Set exercise
Look through the entries below and report how many lines hold the string "heading". Only the number is wanted.

··· Supplied records

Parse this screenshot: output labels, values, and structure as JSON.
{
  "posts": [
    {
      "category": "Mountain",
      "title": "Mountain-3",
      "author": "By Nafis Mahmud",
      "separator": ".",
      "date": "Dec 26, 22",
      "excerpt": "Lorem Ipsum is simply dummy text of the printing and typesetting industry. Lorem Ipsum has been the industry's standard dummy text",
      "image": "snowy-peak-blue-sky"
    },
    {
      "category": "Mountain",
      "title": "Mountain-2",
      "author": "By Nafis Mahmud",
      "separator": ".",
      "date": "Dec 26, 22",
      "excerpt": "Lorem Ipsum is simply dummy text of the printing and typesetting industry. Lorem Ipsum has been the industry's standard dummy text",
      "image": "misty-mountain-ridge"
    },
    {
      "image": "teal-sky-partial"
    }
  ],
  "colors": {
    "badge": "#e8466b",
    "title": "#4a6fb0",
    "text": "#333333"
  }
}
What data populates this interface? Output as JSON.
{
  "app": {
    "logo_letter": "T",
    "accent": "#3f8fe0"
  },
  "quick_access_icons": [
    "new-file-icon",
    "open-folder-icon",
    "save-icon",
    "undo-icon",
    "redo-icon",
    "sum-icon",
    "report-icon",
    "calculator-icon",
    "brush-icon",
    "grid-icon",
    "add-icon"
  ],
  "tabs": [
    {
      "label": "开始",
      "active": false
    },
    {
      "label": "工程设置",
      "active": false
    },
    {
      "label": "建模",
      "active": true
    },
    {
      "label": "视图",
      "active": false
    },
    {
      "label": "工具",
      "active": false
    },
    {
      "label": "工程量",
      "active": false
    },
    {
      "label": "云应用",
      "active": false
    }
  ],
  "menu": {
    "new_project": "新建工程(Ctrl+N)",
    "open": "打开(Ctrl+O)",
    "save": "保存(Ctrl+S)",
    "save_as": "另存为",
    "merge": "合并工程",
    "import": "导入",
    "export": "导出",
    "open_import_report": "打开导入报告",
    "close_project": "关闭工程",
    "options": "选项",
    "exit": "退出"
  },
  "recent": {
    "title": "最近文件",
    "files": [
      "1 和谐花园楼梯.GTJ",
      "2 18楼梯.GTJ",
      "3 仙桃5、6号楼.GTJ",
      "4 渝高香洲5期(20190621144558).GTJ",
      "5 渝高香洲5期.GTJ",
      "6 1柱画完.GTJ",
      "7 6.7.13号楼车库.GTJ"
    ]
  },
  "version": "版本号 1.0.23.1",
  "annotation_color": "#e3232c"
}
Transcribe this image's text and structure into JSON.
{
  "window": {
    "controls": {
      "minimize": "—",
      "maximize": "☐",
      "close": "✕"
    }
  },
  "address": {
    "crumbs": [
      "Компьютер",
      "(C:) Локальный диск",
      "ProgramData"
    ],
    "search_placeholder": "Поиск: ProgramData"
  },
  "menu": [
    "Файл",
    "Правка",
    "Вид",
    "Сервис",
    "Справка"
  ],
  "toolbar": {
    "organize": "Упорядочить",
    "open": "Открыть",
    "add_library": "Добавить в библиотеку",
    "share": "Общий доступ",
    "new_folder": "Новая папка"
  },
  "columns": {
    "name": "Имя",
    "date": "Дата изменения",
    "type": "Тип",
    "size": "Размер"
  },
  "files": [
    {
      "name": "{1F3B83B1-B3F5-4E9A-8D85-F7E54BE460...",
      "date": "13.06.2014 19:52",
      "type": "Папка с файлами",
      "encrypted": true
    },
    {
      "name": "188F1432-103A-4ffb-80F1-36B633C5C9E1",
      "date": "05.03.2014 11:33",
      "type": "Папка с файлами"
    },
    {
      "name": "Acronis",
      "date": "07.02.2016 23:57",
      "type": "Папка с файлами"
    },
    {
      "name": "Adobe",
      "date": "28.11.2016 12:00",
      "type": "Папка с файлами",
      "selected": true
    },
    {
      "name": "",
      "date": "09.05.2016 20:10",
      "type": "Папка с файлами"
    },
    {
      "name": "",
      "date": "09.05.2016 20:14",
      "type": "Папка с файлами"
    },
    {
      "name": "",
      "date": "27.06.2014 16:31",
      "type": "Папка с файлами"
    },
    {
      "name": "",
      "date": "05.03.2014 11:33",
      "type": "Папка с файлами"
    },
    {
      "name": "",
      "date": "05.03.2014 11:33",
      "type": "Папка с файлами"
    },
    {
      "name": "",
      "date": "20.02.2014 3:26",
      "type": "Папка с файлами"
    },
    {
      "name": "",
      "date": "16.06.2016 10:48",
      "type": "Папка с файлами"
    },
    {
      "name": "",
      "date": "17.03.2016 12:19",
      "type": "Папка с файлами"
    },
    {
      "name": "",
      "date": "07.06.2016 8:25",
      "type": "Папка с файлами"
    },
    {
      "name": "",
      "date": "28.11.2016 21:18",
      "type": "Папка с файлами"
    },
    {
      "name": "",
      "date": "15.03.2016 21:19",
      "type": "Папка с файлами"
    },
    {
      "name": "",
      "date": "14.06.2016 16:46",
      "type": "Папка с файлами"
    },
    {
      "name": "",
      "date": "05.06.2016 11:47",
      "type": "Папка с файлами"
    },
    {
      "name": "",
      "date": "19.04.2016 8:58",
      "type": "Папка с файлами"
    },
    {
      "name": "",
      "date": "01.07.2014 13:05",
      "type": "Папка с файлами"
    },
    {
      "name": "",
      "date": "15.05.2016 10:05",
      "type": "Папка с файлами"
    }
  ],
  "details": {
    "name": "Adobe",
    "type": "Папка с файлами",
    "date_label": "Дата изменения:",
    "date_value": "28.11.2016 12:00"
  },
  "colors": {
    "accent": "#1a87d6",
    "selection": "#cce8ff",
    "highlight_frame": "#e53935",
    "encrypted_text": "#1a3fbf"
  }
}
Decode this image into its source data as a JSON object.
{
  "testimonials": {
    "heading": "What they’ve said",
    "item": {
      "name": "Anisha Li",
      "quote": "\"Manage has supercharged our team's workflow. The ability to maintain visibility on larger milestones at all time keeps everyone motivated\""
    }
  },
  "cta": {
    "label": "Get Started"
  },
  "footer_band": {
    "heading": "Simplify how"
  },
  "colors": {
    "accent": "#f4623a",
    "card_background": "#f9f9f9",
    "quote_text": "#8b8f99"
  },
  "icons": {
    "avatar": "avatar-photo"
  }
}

······

Solution
2